-- PROBLEM TO WORK ON --
Find the string "Mexico" in the entries and copy each line that has it.

-- RECORDS TO PROCESS --
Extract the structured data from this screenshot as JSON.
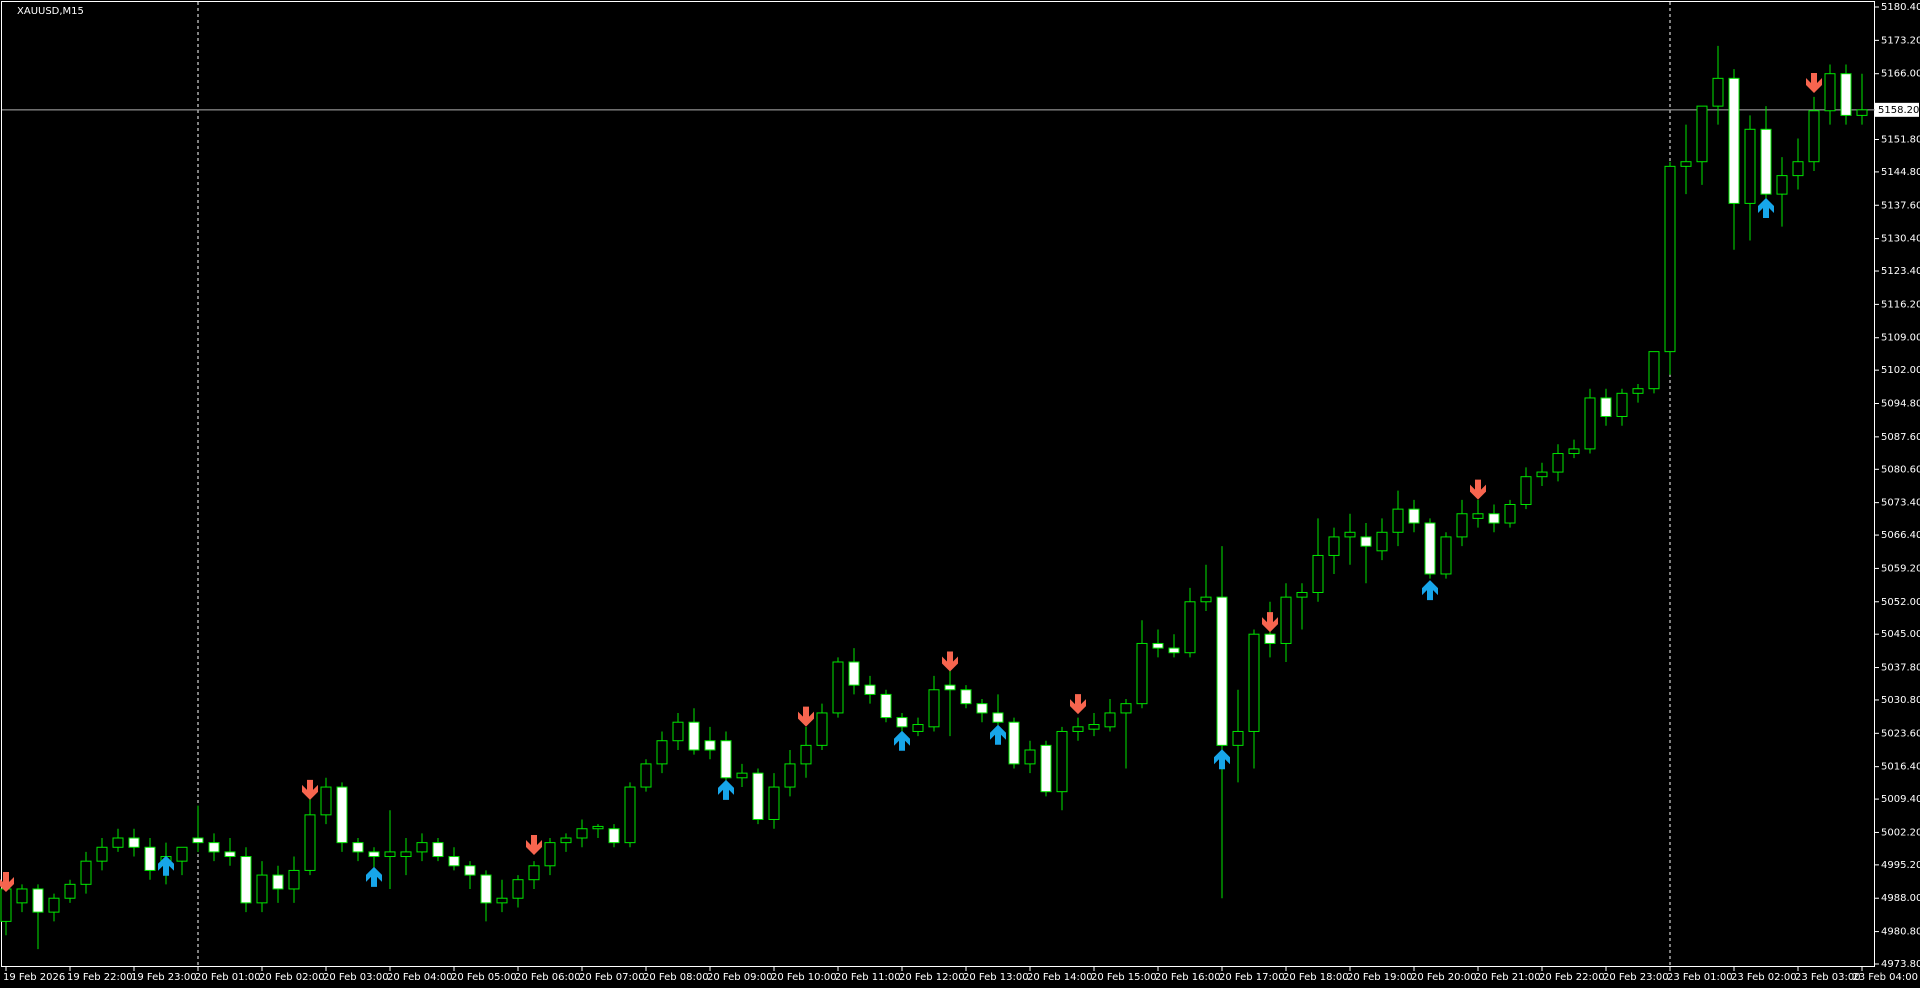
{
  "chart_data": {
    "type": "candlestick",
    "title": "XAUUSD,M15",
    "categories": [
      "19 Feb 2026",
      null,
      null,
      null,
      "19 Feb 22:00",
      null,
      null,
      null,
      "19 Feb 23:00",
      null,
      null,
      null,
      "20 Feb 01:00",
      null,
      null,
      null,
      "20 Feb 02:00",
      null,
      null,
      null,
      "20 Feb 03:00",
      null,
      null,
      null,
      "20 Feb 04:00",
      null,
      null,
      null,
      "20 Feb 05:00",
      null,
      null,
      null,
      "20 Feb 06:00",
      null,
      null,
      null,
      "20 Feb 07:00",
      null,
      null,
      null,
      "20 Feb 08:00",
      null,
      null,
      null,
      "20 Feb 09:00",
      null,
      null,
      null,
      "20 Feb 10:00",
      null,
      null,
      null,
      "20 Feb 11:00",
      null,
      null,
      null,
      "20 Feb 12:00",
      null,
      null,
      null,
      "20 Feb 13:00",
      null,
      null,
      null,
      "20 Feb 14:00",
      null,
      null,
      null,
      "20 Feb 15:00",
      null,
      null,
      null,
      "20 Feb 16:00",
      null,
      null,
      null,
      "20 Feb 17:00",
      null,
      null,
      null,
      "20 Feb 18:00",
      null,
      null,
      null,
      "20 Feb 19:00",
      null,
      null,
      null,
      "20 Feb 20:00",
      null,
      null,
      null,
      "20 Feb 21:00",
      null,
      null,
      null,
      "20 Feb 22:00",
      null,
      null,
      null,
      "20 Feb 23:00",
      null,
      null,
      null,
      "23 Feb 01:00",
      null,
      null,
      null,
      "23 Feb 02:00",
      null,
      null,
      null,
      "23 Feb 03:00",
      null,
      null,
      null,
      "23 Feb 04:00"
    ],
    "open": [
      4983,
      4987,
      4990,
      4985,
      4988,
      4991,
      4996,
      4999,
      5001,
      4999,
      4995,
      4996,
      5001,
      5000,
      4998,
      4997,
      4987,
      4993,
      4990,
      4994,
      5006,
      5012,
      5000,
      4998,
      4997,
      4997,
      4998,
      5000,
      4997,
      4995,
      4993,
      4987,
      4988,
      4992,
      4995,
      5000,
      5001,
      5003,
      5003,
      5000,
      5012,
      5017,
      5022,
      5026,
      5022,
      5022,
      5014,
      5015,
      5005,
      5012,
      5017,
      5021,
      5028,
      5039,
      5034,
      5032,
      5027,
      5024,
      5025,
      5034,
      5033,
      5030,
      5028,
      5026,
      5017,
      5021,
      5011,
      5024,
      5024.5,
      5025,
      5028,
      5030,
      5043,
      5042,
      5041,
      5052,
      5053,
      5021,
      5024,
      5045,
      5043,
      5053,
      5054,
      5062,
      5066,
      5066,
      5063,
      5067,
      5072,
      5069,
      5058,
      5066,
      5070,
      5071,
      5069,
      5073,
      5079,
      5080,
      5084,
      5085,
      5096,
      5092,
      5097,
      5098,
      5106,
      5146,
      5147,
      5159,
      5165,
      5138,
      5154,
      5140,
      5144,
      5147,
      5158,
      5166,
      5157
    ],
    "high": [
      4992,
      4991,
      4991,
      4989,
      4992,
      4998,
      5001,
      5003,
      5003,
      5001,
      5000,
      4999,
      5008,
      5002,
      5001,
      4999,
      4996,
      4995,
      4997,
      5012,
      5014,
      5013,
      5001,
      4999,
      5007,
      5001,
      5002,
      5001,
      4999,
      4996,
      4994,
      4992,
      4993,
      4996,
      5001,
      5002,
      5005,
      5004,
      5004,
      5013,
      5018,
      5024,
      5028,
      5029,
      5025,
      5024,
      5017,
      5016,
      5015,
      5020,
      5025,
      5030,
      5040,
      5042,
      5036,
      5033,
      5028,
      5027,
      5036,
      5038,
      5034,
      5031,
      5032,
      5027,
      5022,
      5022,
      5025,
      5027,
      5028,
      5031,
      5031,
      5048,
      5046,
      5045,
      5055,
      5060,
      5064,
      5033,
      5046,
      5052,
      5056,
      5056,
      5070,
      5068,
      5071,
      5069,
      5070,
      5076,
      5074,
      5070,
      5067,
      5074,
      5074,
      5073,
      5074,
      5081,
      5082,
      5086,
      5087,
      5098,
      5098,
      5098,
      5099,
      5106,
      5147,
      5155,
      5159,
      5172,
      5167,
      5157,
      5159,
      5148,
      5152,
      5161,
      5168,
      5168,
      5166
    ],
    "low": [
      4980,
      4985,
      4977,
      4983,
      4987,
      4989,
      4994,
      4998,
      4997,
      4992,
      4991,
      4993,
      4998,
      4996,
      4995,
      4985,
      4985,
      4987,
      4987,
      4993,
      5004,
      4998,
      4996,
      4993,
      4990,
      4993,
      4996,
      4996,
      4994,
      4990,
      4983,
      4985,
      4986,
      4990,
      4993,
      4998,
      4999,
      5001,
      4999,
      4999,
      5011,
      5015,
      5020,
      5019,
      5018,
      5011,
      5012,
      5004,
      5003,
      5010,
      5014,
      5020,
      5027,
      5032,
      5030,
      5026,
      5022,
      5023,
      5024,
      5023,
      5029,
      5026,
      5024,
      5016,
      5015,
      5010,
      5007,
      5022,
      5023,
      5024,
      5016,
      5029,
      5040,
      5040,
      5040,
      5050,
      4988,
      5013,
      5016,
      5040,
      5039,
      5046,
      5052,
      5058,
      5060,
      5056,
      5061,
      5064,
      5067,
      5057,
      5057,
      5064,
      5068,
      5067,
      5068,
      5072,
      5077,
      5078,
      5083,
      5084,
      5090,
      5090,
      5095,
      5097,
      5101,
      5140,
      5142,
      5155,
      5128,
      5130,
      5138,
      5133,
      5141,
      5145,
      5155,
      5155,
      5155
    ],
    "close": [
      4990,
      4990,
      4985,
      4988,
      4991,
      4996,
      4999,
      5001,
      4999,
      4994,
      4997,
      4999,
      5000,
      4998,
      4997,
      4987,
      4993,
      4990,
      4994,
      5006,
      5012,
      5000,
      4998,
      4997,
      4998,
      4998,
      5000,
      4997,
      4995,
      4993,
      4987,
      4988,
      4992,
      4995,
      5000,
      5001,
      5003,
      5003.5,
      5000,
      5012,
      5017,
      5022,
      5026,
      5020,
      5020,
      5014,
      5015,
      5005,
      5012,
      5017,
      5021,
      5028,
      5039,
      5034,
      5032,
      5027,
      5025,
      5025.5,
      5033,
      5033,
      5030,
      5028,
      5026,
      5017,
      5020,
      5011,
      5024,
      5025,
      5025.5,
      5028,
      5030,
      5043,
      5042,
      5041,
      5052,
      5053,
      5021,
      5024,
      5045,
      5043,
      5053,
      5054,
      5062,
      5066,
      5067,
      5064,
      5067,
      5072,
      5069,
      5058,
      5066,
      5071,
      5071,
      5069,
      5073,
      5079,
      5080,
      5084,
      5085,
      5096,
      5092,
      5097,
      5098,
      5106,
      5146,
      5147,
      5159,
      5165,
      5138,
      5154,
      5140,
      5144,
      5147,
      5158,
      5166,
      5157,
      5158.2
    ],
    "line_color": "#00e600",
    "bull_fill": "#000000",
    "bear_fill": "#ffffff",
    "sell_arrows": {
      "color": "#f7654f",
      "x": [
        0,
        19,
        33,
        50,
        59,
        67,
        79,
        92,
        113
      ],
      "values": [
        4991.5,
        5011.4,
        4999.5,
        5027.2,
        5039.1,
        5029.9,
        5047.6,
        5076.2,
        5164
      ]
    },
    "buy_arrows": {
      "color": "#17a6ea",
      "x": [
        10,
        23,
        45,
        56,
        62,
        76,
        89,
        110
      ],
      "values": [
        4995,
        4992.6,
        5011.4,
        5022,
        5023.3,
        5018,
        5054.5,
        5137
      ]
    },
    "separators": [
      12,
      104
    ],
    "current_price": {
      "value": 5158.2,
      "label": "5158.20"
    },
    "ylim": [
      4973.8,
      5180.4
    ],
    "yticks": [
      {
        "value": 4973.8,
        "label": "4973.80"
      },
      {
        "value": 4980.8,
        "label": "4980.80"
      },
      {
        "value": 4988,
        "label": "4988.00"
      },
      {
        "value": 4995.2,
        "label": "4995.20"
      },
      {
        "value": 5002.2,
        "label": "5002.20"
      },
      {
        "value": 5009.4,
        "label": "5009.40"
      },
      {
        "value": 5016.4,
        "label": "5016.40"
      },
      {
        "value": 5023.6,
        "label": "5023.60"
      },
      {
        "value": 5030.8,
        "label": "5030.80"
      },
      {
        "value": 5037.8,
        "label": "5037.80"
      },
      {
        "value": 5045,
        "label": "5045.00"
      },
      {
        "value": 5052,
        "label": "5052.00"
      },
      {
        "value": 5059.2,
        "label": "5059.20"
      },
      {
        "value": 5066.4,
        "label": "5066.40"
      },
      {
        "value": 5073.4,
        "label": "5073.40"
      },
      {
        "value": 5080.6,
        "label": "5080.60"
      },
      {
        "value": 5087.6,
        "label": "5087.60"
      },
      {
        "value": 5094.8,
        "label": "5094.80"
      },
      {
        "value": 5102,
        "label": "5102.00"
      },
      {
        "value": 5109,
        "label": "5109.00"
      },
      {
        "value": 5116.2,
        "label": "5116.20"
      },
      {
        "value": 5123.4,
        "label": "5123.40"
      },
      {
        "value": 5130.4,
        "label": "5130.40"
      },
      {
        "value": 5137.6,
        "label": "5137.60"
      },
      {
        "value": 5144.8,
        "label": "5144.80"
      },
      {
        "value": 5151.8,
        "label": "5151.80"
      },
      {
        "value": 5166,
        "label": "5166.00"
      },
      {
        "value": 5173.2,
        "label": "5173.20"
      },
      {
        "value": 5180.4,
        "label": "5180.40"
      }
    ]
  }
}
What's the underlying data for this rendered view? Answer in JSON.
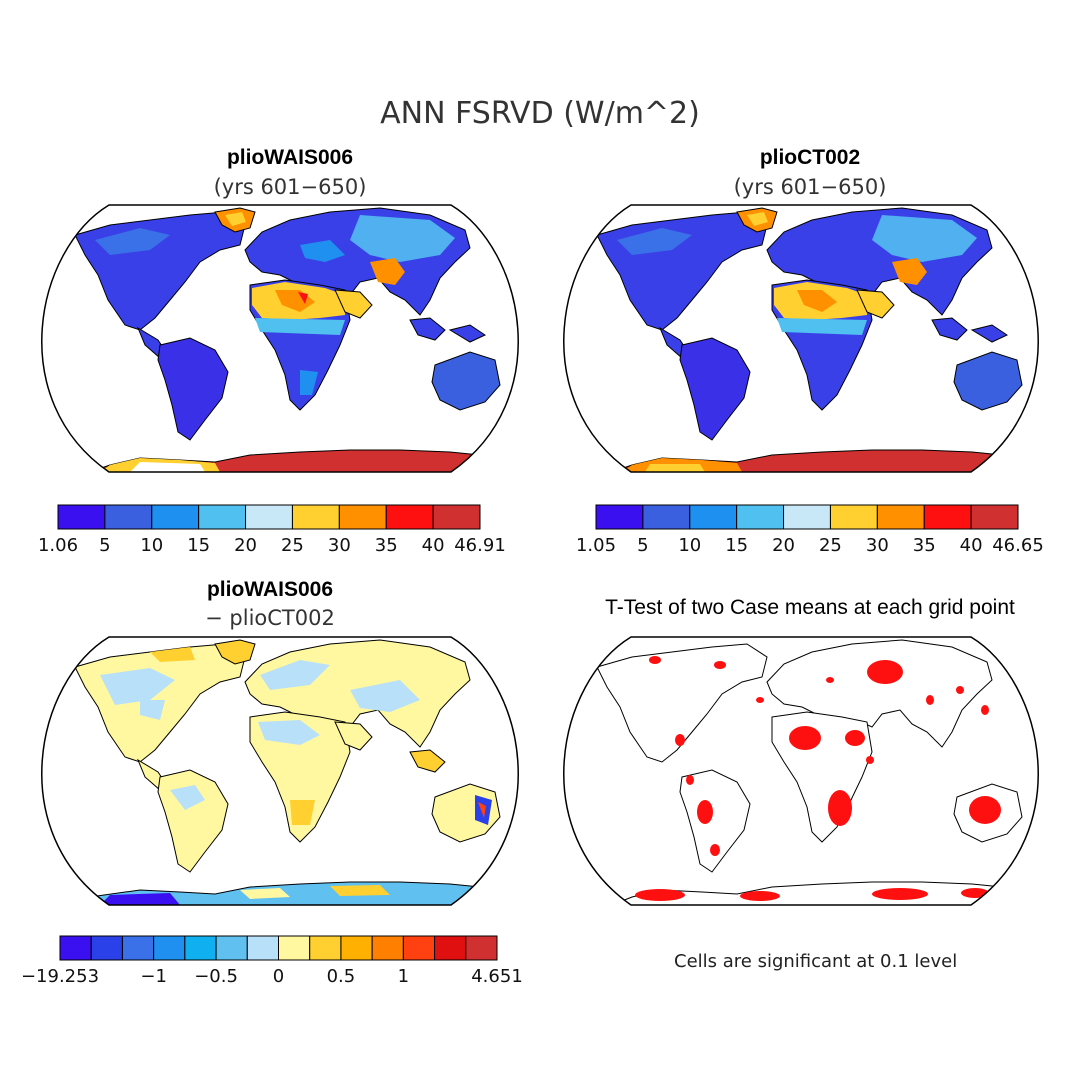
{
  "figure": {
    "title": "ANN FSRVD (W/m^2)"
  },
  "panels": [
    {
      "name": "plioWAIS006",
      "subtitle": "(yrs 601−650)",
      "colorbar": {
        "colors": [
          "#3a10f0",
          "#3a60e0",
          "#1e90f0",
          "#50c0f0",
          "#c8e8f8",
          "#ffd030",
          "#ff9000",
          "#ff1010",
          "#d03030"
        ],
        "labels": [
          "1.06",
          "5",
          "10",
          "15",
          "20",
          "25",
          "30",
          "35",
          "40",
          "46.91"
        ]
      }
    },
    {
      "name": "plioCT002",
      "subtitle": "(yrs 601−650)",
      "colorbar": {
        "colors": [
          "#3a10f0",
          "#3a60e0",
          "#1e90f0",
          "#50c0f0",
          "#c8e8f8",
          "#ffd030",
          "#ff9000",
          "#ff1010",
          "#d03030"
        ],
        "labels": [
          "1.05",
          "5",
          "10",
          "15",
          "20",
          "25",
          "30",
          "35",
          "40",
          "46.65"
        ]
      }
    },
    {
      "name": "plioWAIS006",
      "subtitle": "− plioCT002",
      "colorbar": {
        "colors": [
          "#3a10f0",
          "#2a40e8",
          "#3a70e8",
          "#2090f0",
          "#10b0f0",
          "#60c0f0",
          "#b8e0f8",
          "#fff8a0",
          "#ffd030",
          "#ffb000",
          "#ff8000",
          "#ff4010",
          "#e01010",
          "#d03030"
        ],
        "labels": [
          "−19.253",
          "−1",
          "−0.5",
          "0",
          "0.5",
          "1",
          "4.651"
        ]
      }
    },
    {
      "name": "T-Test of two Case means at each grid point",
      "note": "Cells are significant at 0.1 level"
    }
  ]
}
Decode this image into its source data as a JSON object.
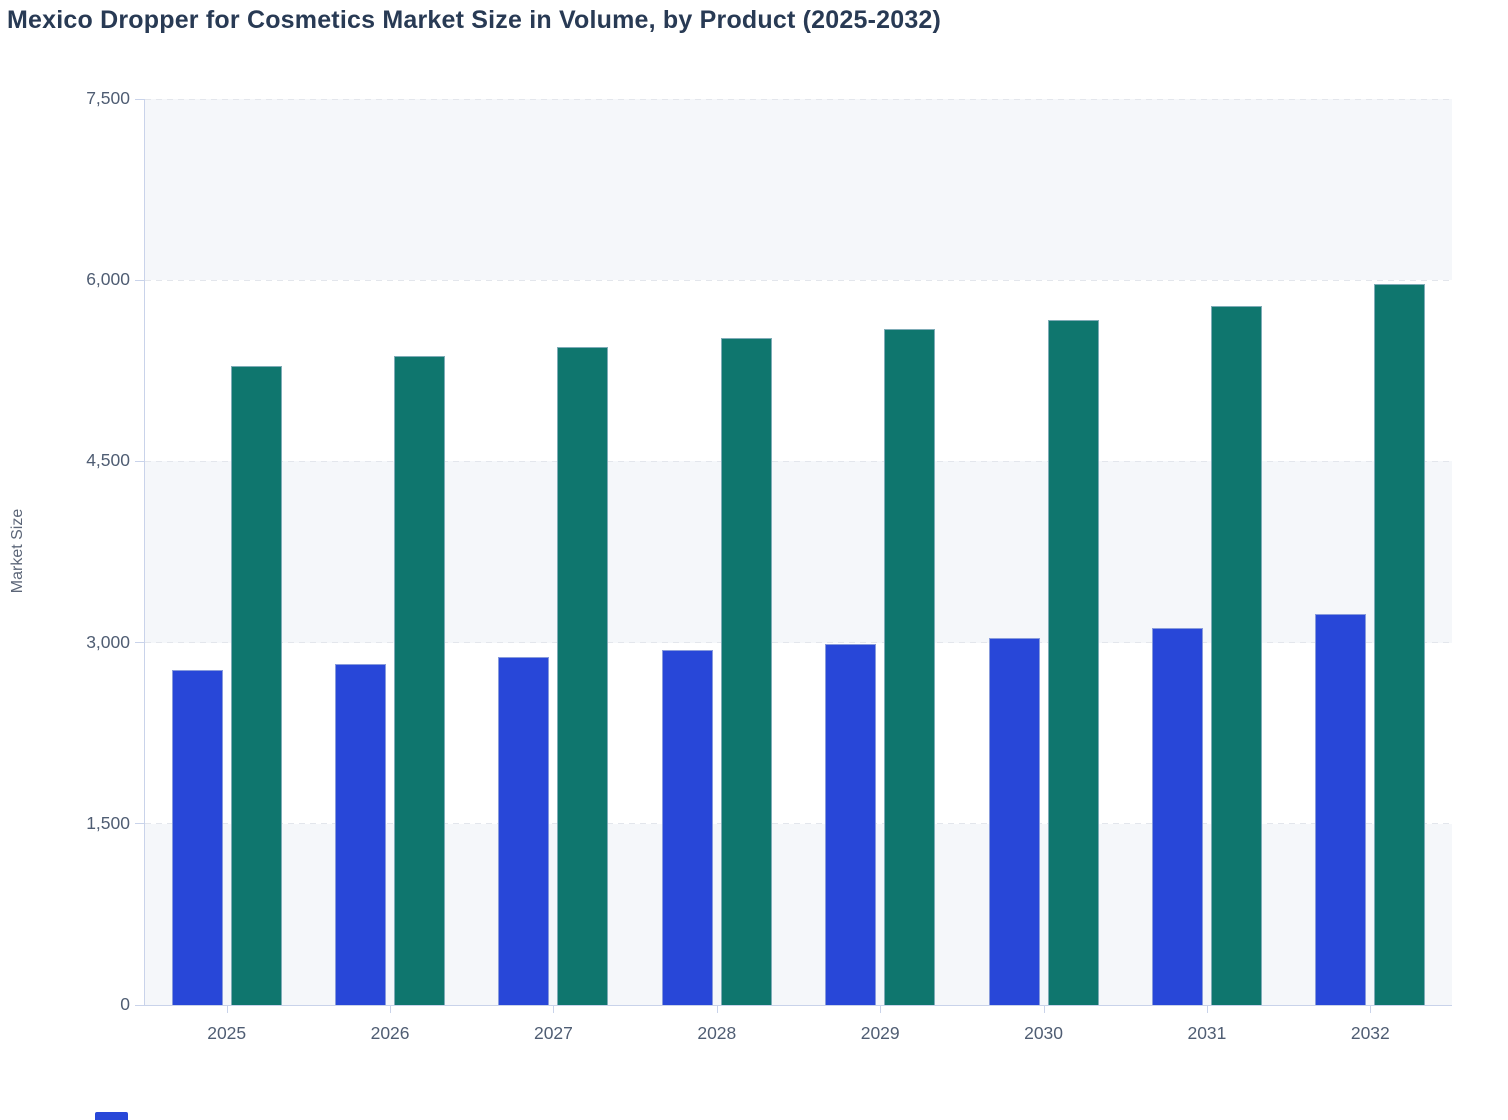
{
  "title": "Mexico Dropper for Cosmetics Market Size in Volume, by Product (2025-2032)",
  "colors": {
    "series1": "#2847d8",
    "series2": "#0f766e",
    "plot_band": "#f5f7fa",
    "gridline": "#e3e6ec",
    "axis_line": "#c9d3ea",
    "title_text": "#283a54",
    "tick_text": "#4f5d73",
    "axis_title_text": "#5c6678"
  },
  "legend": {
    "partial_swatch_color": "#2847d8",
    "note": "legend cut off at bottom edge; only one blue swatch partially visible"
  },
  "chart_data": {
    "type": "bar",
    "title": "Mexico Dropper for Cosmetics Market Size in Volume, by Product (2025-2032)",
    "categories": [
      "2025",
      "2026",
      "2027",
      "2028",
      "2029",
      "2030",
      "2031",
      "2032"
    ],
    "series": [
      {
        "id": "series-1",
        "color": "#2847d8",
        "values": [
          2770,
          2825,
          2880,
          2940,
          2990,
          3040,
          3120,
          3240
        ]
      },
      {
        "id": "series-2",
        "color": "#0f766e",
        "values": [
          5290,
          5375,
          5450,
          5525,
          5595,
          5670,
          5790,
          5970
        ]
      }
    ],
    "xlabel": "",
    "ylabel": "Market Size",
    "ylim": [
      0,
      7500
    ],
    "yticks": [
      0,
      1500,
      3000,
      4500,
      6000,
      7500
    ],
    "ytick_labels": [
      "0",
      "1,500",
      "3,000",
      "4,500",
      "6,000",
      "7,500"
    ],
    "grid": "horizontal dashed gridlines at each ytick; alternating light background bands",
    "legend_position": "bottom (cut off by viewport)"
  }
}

-- EXERCISE RESULT --
  "title": "Mexico Dropper for Cosmetics Market Size in Volume, by Product (2025-2032)",
    "title": "Mexico Dropper for Cosmetics Market Size in Volume, by Product (2025-2032)",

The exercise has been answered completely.